YOUR INSTRUCTIONS: What follows is a listing to be transcribed exactly.

Collected data entries:
++++++

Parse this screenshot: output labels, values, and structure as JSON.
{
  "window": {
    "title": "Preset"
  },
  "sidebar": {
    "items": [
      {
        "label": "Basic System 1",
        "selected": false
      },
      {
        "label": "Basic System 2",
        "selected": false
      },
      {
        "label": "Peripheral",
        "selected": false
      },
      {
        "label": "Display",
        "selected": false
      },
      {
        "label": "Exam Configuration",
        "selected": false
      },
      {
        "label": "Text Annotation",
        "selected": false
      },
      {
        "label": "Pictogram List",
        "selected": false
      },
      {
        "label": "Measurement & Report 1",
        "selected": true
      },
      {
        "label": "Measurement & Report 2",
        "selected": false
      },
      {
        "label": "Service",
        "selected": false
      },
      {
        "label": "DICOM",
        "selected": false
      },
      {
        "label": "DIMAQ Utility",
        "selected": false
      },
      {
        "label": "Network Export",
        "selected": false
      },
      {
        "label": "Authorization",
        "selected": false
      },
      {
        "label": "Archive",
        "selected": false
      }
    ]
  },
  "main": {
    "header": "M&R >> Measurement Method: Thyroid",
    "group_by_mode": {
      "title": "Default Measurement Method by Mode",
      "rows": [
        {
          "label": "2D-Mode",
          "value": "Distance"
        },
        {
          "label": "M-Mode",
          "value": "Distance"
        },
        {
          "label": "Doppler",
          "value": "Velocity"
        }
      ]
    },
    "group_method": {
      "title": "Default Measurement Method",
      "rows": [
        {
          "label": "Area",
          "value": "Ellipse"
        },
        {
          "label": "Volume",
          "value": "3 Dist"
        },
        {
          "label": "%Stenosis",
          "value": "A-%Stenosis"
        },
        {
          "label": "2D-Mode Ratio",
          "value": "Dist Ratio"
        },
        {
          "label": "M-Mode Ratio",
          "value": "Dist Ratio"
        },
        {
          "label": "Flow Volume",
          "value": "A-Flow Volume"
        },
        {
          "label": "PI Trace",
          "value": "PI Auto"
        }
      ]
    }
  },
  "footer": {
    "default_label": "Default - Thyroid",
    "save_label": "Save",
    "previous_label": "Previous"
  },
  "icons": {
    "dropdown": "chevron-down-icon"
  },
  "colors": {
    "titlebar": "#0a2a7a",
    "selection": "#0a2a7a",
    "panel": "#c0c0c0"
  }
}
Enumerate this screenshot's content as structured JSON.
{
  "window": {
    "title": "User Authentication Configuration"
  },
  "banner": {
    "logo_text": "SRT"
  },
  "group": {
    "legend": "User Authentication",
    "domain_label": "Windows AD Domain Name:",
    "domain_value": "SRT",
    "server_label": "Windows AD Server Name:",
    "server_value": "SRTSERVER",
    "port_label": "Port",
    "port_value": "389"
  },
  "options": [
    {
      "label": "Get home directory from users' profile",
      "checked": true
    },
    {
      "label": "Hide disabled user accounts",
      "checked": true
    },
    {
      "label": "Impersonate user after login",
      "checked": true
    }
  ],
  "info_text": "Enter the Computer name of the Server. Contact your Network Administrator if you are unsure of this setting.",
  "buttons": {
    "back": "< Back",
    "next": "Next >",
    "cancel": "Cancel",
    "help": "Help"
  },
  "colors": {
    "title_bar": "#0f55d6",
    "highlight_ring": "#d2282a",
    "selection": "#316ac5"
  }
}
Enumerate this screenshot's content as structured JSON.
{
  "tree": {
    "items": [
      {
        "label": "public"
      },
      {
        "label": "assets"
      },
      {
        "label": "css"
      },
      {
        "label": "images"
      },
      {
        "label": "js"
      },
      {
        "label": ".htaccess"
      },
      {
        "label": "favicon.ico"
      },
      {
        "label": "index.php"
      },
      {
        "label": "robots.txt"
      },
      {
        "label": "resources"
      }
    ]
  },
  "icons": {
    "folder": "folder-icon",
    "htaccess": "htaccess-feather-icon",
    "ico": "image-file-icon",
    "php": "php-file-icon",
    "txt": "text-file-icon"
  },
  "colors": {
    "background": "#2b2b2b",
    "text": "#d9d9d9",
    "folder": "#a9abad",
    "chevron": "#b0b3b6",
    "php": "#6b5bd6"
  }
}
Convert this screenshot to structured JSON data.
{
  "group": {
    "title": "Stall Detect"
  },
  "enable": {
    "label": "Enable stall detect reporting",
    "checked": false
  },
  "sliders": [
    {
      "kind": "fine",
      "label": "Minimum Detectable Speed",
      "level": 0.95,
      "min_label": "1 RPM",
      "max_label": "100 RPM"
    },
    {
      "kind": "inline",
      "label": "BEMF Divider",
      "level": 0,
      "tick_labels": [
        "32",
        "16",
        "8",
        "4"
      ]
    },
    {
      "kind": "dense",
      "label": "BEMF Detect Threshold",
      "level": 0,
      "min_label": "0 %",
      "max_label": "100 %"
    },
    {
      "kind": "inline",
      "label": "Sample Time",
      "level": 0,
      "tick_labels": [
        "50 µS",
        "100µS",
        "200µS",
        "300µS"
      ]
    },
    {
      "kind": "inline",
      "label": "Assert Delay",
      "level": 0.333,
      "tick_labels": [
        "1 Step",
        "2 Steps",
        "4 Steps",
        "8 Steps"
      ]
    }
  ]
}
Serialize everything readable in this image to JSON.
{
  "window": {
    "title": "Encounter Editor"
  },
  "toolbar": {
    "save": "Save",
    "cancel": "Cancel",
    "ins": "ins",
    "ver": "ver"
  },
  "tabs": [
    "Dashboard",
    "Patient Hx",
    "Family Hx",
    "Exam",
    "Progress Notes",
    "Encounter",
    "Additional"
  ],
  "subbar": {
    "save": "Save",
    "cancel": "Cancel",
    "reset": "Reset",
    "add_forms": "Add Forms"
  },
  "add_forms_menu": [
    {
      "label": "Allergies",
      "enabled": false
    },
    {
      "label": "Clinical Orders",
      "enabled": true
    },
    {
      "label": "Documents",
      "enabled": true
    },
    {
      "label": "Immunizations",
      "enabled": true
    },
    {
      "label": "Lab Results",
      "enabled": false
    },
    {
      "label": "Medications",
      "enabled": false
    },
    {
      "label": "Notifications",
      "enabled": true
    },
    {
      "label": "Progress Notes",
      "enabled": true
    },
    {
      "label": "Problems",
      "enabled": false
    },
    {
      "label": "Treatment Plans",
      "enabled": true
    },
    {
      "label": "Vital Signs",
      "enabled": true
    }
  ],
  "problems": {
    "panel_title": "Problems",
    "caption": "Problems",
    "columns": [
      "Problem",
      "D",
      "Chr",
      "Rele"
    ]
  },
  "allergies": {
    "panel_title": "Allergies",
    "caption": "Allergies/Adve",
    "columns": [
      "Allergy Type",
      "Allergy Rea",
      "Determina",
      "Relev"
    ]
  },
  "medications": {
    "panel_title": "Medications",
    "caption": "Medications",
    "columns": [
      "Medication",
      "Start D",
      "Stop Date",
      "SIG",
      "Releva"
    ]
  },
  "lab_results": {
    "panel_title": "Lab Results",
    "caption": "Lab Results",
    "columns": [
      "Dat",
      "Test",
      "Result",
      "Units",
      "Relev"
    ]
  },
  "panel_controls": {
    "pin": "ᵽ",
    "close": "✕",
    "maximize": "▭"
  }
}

++++++

EXERCISE RESULT:
Parse this screenshot: output labels, values, and structure as JSON.
{
  "window": {
    "title": "Preset"
  },
  "sidebar": {
    "items": [
      {
        "label": "Basic System 1",
        "selected": false
      },
      {
        "label": "Basic System 2",
        "selected": false
      },
      {
        "label": "Peripheral",
        "selected": false
      },
      {
        "label": "Display",
        "selected": false
      },
      {
        "label": "Exam Configuration",
        "selected": false
      },
      {
        "label": "Text Annotation",
        "selected": false
      },
      {
        "label": "Pictogram List",
        "selected": false
      },
      {
        "label": "Measurement & Report 1",
        "selected": true
      },
      {
        "label": "Measurement & Report 2",
        "selected": false
      },
      {
        "label": "Service",
        "selected": false
      },
      {
        "label": "DICOM",
        "selected": false
      },
      {
        "label": "DIMAQ Utility",
        "selected": false
      },
      {
        "label": "Network Export",
        "selected": false
      },
      {
        "label": "Authorization",
        "selected": false
      },
      {
        "label": "Archive",
        "selected": false
      }
    ]
  },
  "main": {
    "header": "M&R >> Measurement Method: Thyroid",
    "group_by_mode": {
      "title": "Default Measurement Method by Mode",
      "rows": [
        {
          "label": "2D-Mode",
          "value": "Distance"
        },
        {
          "label": "M-Mode",
          "value": "Distance"
        },
        {
          "label": "Doppler",
          "value": "Velocity"
        }
      ]
    },
    "group_method": {
      "title": "Default Measurement Method",
      "rows": [
        {
          "label": "Area",
          "value": "Ellipse"
        },
        {
          "label": "Volume",
          "value": "3 Dist"
        },
        {
          "label": "%Stenosis",
          "value": "A-%Stenosis"
        },
        {
          "label": "2D-Mode Ratio",
          "value": "Dist Ratio"
        },
        {
          "label": "M-Mode Ratio",
          "value": "Dist Ratio"
        },
        {
          "label": "Flow Volume",
          "value": "A-Flow Volume"
        },
        {
          "label": "PI Trace",
          "value": "PI Auto"
        }
      ]
    }
  },
  "footer": {
    "default_label": "Default - Thyroid",
    "save_label": "Save",
    "previous_label": "Previous"
  },
  "icons": {
    "dropdown": "chevron-down-icon"
  },
  "colors": {
    "titlebar": "#0a2a7a",
    "selection": "#0a2a7a",
    "panel": "#c0c0c0"
  }
}
Enumerate this screenshot's content as structured JSON.
{
  "window": {
    "title": "User Authentication Configuration"
  },
  "banner": {
    "logo_text": "SRT"
  },
  "group": {
    "legend": "User Authentication",
    "domain_label": "Windows AD Domain Name:",
    "domain_value": "SRT",
    "server_label": "Windows AD Server Name:",
    "server_value": "SRTSERVER",
    "port_label": "Port",
    "port_value": "389"
  },
  "options": [
    {
      "label": "Get home directory from users' profile",
      "checked": true
    },
    {
      "label": "Hide disabled user accounts",
      "checked": true
    },
    {
      "label": "Impersonate user after login",
      "checked": true
    }
  ],
  "info_text": "Enter the Computer name of the Server. Contact your Network Administrator if you are unsure of this setting.",
  "buttons": {
    "back": "< Back",
    "next": "Next >",
    "cancel": "Cancel",
    "help": "Help"
  },
  "colors": {
    "title_bar": "#0f55d6",
    "highlight_ring": "#d2282a",
    "selection": "#316ac5"
  }
}
Enumerate this screenshot's content as structured JSON.
{
  "tree": {
    "items": [
      {
        "label": "public"
      },
      {
        "label": "assets"
      },
      {
        "label": "css"
      },
      {
        "label": "images"
      },
      {
        "label": "js"
      },
      {
        "label": ".htaccess"
      },
      {
        "label": "favicon.ico"
      },
      {
        "label": "index.php"
      },
      {
        "label": "robots.txt"
      },
      {
        "label": "resources"
      }
    ]
  },
  "icons": {
    "folder": "folder-icon",
    "htaccess": "htaccess-feather-icon",
    "ico": "image-file-icon",
    "php": "php-file-icon",
    "txt": "text-file-icon"
  },
  "colors": {
    "background": "#2b2b2b",
    "text": "#d9d9d9",
    "folder": "#a9abad",
    "chevron": "#b0b3b6",
    "php": "#6b5bd6"
  }
}
Convert this screenshot to structured JSON data.
{
  "group": {
    "title": "Stall Detect"
  },
  "enable": {
    "label": "Enable stall detect reporting",
    "checked": false
  },
  "sliders": [
    {
      "kind": "fine",
      "label": "Minimum Detectable Speed",
      "level": 0.95,
      "min_label": "1 RPM",
      "max_label": "100 RPM"
    },
    {
      "kind": "inline",
      "label": "BEMF Divider",
      "level": 0,
      "tick_labels": [
        "32",
        "16",
        "8",
        "4"
      ]
    },
    {
      "kind": "dense",
      "label": "BEMF Detect Threshold",
      "level": 0,
      "min_label": "0 %",
      "max_label": "100 %"
    },
    {
      "kind": "inline",
      "label": "Sample Time",
      "level": 0,
      "tick_labels": [
        "50 µS",
        "100µS",
        "200µS",
        "300µS"
      ]
    },
    {
      "kind": "inline",
      "label": "Assert Delay",
      "level": 0.333,
      "tick_labels": [
        "1 Step",
        "2 Steps",
        "4 Steps",
        "8 Steps"
      ]
    }
  ]
}
Serialize everything readable in this image to JSON.
{
  "window": {
    "title": "Encounter Editor"
  },
  "toolbar": {
    "save": "Save",
    "cancel": "Cancel",
    "ins": "ins",
    "ver": "ver"
  },
  "tabs": [
    "Dashboard",
    "Patient Hx",
    "Family Hx",
    "Exam",
    "Progress Notes",
    "Encounter",
    "Additional"
  ],
  "subbar": {
    "save": "Save",
    "cancel": "Cancel",
    "reset": "Reset",
    "add_forms": "Add Forms"
  },
  "add_forms_menu": [
    {
      "label": "Allergies",
      "enabled": false
    },
    {
      "label": "Clinical Orders",
      "enabled": true
    },
    {
      "label": "Documents",
      "enabled": true
    },
    {
      "label": "Immunizations",
      "enabled": true
    },
    {
      "label": "Lab Results",
      "enabled": false
    },
    {
      "label": "Medications",
      "enabled": false
    },
    {
      "label": "Notifications",
      "enabled": true
    },
    {
      "label": "Progress Notes",
      "enabled": true
    },
    {
      "label": "Problems",
      "enabled": false
    },
    {
      "label": "Treatment Plans",
      "enabled": true
    },
    {
      "label": "Vital Signs",
      "enabled": true
    }
  ],
  "problems": {
    "panel_title": "Problems",
    "caption": "Problems",
    "columns": [
      "Problem",
      "D",
      "Chr",
      "Rele"
    ]
  },
  "allergies": {
    "panel_title": "Allergies",
    "caption": "Allergies/Adve",
    "columns": [
      "Allergy Type",
      "Allergy Rea",
      "Determina",
      "Relev"
    ]
  },
  "medications": {
    "panel_title": "Medications",
    "caption": "Medications",
    "columns": [
      "Medication",
      "Start D",
      "Stop Date",
      "SIG",
      "Releva"
    ]
  },
  "lab_results": {
    "panel_title": "Lab Results",
    "caption": "Lab Results",
    "columns": [
      "Dat",
      "Test",
      "Result",
      "Units",
      "Relev"
    ]
  },
  "panel_controls": {
    "pin": "ᵽ",
    "close": "✕",
    "maximize": "▭"
  }
}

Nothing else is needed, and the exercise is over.